* **To do**: Copy out every line containing the word "group".

* **Exercise input**:
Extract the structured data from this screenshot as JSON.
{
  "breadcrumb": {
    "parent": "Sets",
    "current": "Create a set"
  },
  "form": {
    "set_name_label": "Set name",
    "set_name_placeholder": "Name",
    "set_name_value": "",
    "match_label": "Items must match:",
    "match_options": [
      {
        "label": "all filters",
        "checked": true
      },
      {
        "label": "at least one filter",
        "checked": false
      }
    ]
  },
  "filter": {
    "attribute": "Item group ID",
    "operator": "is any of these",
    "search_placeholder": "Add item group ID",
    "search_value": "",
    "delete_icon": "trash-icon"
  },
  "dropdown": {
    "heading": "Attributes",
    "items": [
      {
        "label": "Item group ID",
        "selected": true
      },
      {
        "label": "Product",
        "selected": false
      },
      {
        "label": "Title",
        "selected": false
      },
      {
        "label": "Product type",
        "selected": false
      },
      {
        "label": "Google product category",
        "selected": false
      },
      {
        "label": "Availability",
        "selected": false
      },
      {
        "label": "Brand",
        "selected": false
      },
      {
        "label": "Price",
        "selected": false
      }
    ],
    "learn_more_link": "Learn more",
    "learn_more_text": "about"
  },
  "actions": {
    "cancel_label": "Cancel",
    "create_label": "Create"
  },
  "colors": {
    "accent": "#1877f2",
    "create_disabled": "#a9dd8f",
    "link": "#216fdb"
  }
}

* **Task answer**:
    "attribute": "Item group ID",
    "search_placeholder": "Add item group ID",
        "label": "Item group ID",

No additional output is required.